_GIVEN PROBLEM_
A line counts if it contains the word "Effects" at least once. State how many such lines the records contain, giving the number alone.

Some records

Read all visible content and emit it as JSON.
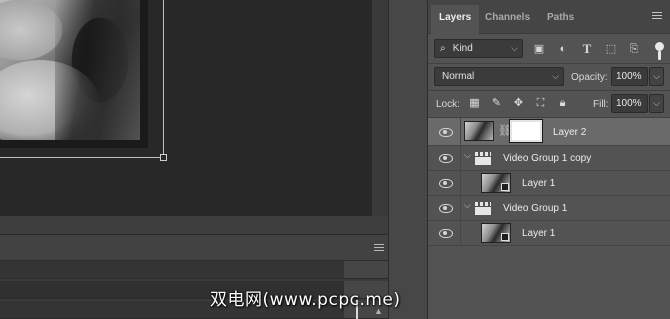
{
  "layers_panel": {
    "tabs": [
      {
        "label": "Layers",
        "active": true
      },
      {
        "label": "Channels",
        "active": false
      },
      {
        "label": "Paths",
        "active": false
      }
    ],
    "filter": {
      "kind_label": "Kind",
      "icons": [
        "image-filter-icon",
        "adjustment-filter-icon",
        "type-filter-icon",
        "shape-filter-icon",
        "smart-object-filter-icon"
      ],
      "filter_toggle": "on"
    },
    "blend_mode": "Normal",
    "opacity_label": "Opacity:",
    "opacity_value": "100%",
    "lock_label": "Lock:",
    "lock_icons": [
      "lock-transparent-icon",
      "lock-image-icon",
      "lock-position-icon",
      "lock-artboard-icon",
      "lock-all-icon"
    ],
    "fill_label": "Fill:",
    "fill_value": "100%",
    "layers": [
      {
        "name": "Layer 2",
        "type": "layer-with-mask",
        "selected": true,
        "visible": true
      },
      {
        "name": "Video Group 1 copy",
        "type": "video-group",
        "expanded": true,
        "visible": true
      },
      {
        "name": "Layer 1",
        "type": "video-layer",
        "indent": true,
        "visible": true
      },
      {
        "name": "Video Group 1",
        "type": "video-group",
        "expanded": true,
        "visible": true
      },
      {
        "name": "Layer 1",
        "type": "video-layer",
        "indent": true,
        "visible": true
      }
    ]
  },
  "watermark": "双电网(www.pcpc.me)",
  "colors": {
    "panel_bg": "#535353",
    "selected_row": "#6a6a6a",
    "canvas_bg": "#282828",
    "text": "#ececec"
  }
}
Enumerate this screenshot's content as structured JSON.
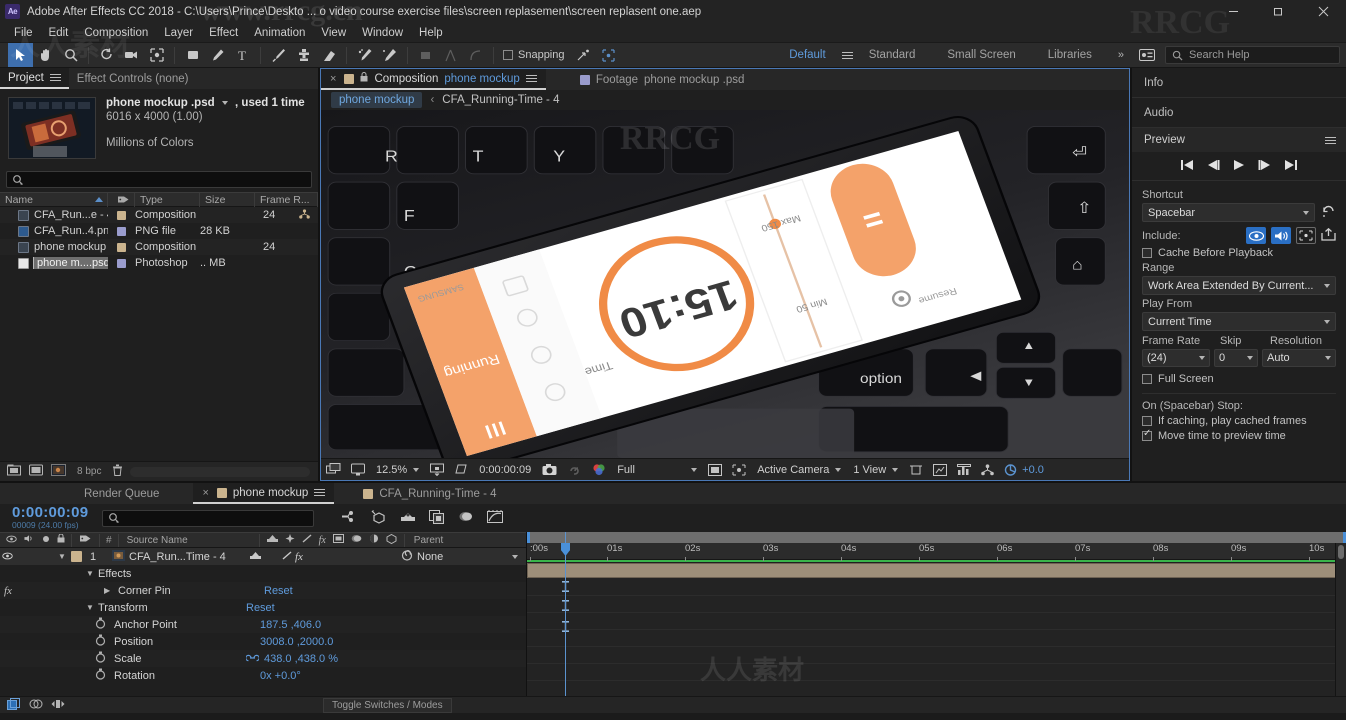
{
  "window": {
    "title": "Adobe After Effects CC 2018 - C:\\Users\\Prince\\Deskto ... o video course exercise files\\screen replasement\\screen replasent one.aep",
    "logo": "Ae",
    "minimize": "—",
    "maximize": "❐",
    "close": "✕"
  },
  "menubar": {
    "items": [
      "File",
      "Edit",
      "Composition",
      "Layer",
      "Effect",
      "Animation",
      "View",
      "Window",
      "Help"
    ]
  },
  "toolbar": {
    "tools": [
      {
        "name": "selection-tool",
        "selected": true
      },
      {
        "name": "hand-tool",
        "selected": false
      },
      {
        "name": "zoom-tool",
        "selected": false
      },
      {
        "name": "rotation-tool",
        "selected": false
      },
      {
        "name": "camera-tool",
        "selected": false
      },
      {
        "name": "pan-behind-tool",
        "selected": false
      },
      {
        "name": "shape-tool",
        "selected": false
      },
      {
        "name": "pen-tool",
        "selected": false
      },
      {
        "name": "type-tool",
        "selected": false
      },
      {
        "name": "brush-tool",
        "selected": false
      },
      {
        "name": "clone-stamp-tool",
        "selected": false
      },
      {
        "name": "eraser-tool",
        "selected": false
      },
      {
        "name": "roto-brush-tool",
        "selected": false
      },
      {
        "name": "puppet-pin-tool",
        "selected": false
      }
    ],
    "snapping_label": "Snapping",
    "snapping_checked": false,
    "workspaces": [
      "Default",
      "Standard",
      "Small Screen",
      "Libraries"
    ],
    "workspace_active": "Default",
    "overflow": "»",
    "search_help_placeholder": "Search Help"
  },
  "project": {
    "tabs": [
      {
        "label": "Project",
        "active": true
      },
      {
        "label": "Effect Controls  (none)",
        "active": false
      }
    ],
    "selected_asset": {
      "name": "phone mockup .psd",
      "usage": ", used 1 time",
      "dimensions": "6016 x 4000 (1.00)",
      "colors": "Millions of Colors"
    },
    "search_placeholder": "",
    "columns": [
      "Name",
      "Type",
      "Size",
      "Frame R..."
    ],
    "assets": [
      {
        "name": "CFA_Run...e - 4",
        "type": "Composition",
        "size": "",
        "frame_rate": "24",
        "swatch": "#cbb48e",
        "icon": "composition-icon"
      },
      {
        "name": "CFA_Run..4.png",
        "type": "PNG file",
        "size": "28 KB",
        "frame_rate": "",
        "swatch": "#9a9ccd",
        "icon": "image-icon"
      },
      {
        "name": "phone mockup",
        "type": "Composition",
        "size": "",
        "frame_rate": "24",
        "swatch": "#cbb48e",
        "icon": "composition-icon"
      },
      {
        "name": "phone m....psd",
        "type": "Photoshop",
        "size": ".. MB",
        "frame_rate": "",
        "swatch": "#9a9ccd",
        "icon": "psd-icon"
      }
    ],
    "bpc": "8 bpc"
  },
  "composition": {
    "tabs": [
      {
        "label_prefix": "Composition",
        "label_name": "phone mockup",
        "active": true
      },
      {
        "label_prefix": "Footage",
        "label_name": "phone mockup .psd",
        "active": false
      }
    ],
    "breadcrumb_chip": "phone mockup",
    "breadcrumb_sep": "‹",
    "breadcrumb_current": "CFA_Running-Time - 4",
    "viewer": {
      "phone_time": "15:10",
      "phone_time_label": "Time",
      "phone_max_label": "Max 150",
      "phone_min_label": "Min 50",
      "phone_running_label": "Running",
      "phone_resume_label": "Resume",
      "phone_brand": "SAMSUNG",
      "key_t": "T",
      "key_y": "Y",
      "key_r": "R",
      "key_f": "F",
      "key_c": "C",
      "key_option": "option"
    },
    "bottom_bar": {
      "zoom": "12.5%",
      "timecode": "0:00:00:09",
      "resolution": "Full",
      "view_camera": "Active Camera",
      "view_count": "1 View",
      "exposure": "+0.0"
    }
  },
  "right_panel": {
    "info_tab": "Info",
    "audio_tab": "Audio",
    "preview_tab": "Preview",
    "shortcut_label": "Shortcut",
    "shortcut_value": "Spacebar",
    "include_label": "Include:",
    "cache_before_playback": {
      "label": "Cache Before Playback",
      "checked": false
    },
    "range_label": "Range",
    "range_value": "Work Area Extended By Current...",
    "play_from_label": "Play From",
    "play_from_value": "Current Time",
    "frame_rate_label": "Frame Rate",
    "frame_rate_value": "(24)",
    "skip_label": "Skip",
    "skip_value": "0",
    "resolution_label": "Resolution",
    "resolution_value": "Auto",
    "full_screen": {
      "label": "Full Screen",
      "checked": false
    },
    "on_stop_label": "On (Spacebar) Stop:",
    "if_caching": {
      "label": "If caching, play cached frames",
      "checked": false
    },
    "move_time": {
      "label": "Move time to preview time",
      "checked": true
    }
  },
  "timeline": {
    "tabs": [
      {
        "label": "Render Queue",
        "active": false
      },
      {
        "label": "phone mockup",
        "active": true
      },
      {
        "label": "CFA_Running-Time - 4",
        "active": false
      }
    ],
    "current_time": "0:00:00:09",
    "current_frame": "00009 (24.00 fps)",
    "search_placeholder": "",
    "columns": {
      "source_name": "Source Name",
      "parent": "Parent"
    },
    "layer": {
      "index": "1",
      "name": "CFA_Run...Time - 4",
      "parent": "None"
    },
    "properties": [
      {
        "label": "Effects",
        "value": "",
        "indent": 1,
        "twirl": "down"
      },
      {
        "label": "Corner Pin",
        "value": "Reset",
        "indent": 2,
        "twirl": "right"
      },
      {
        "label": "Transform",
        "value": "Reset",
        "indent": 1,
        "twirl": "down"
      },
      {
        "label": "Anchor Point",
        "value": "187.5 ,406.0",
        "indent": 3,
        "twirl": "none"
      },
      {
        "label": "Position",
        "value": "3008.0 ,2000.0",
        "indent": 3,
        "twirl": "none"
      },
      {
        "label": "Scale",
        "value": "438.0 ,438.0 %",
        "indent": 3,
        "twirl": "none"
      },
      {
        "label": "Rotation",
        "value": "0x +0.0°",
        "indent": 3,
        "twirl": "none"
      }
    ],
    "ruler_ticks": [
      ":00s",
      "01s",
      "02s",
      "03s",
      "04s",
      "05s",
      "06s",
      "07s",
      "08s",
      "09s",
      "10s"
    ],
    "toggle_switches": "Toggle Switches / Modes"
  },
  "colors": {
    "accent_blue": "#5f9bdc",
    "layer_bar": "#9d8e79",
    "green_bar": "#39b54a",
    "panel_bg": "#1f1f1f",
    "orange": "#f4a26a"
  },
  "watermarks": {
    "site": "www.rrcg.cn",
    "mark1": "RRCG",
    "mark2": "人人素材"
  }
}
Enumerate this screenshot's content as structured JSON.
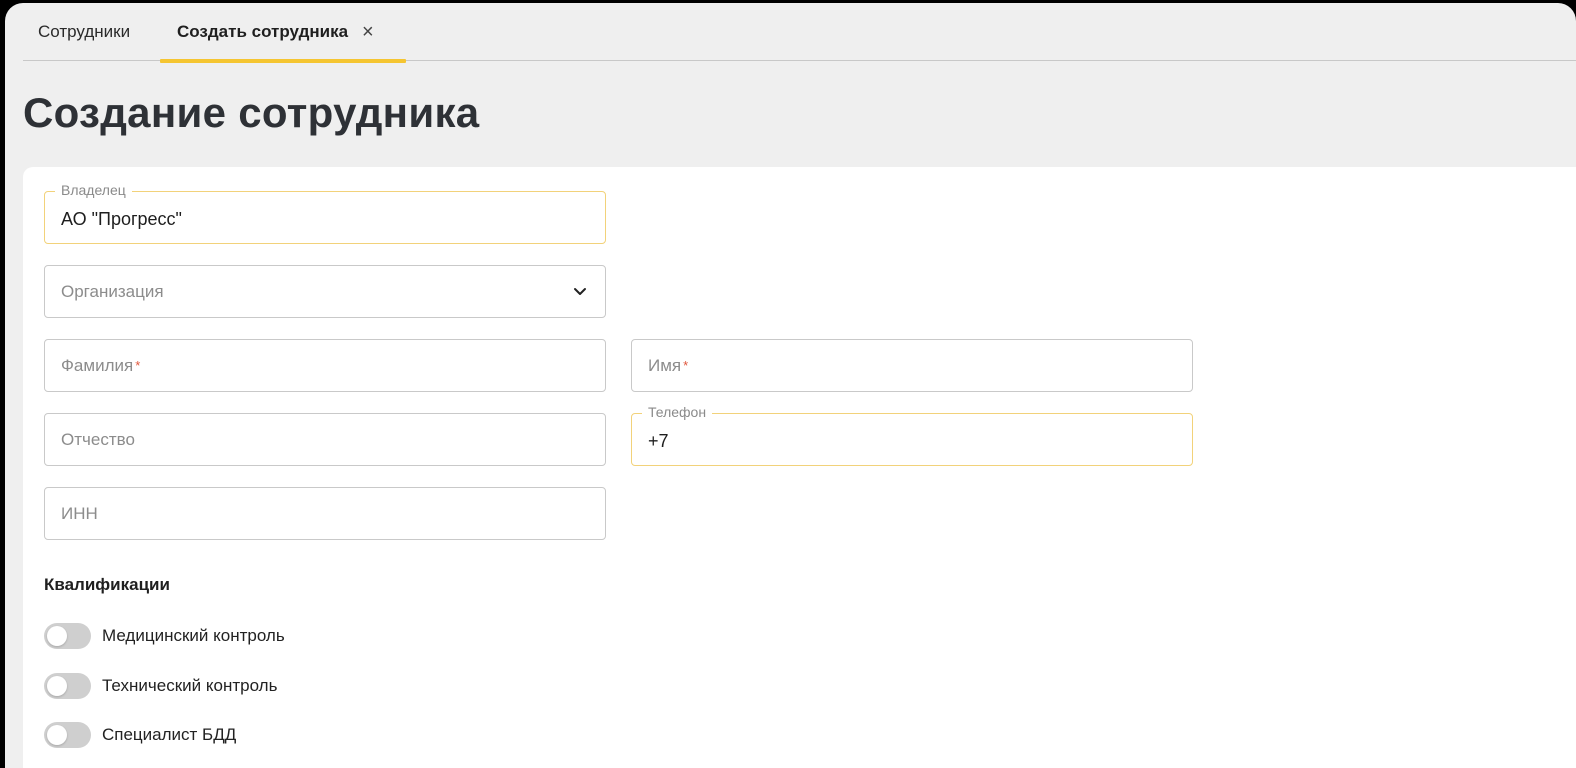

_ANSWER IN FULL_
2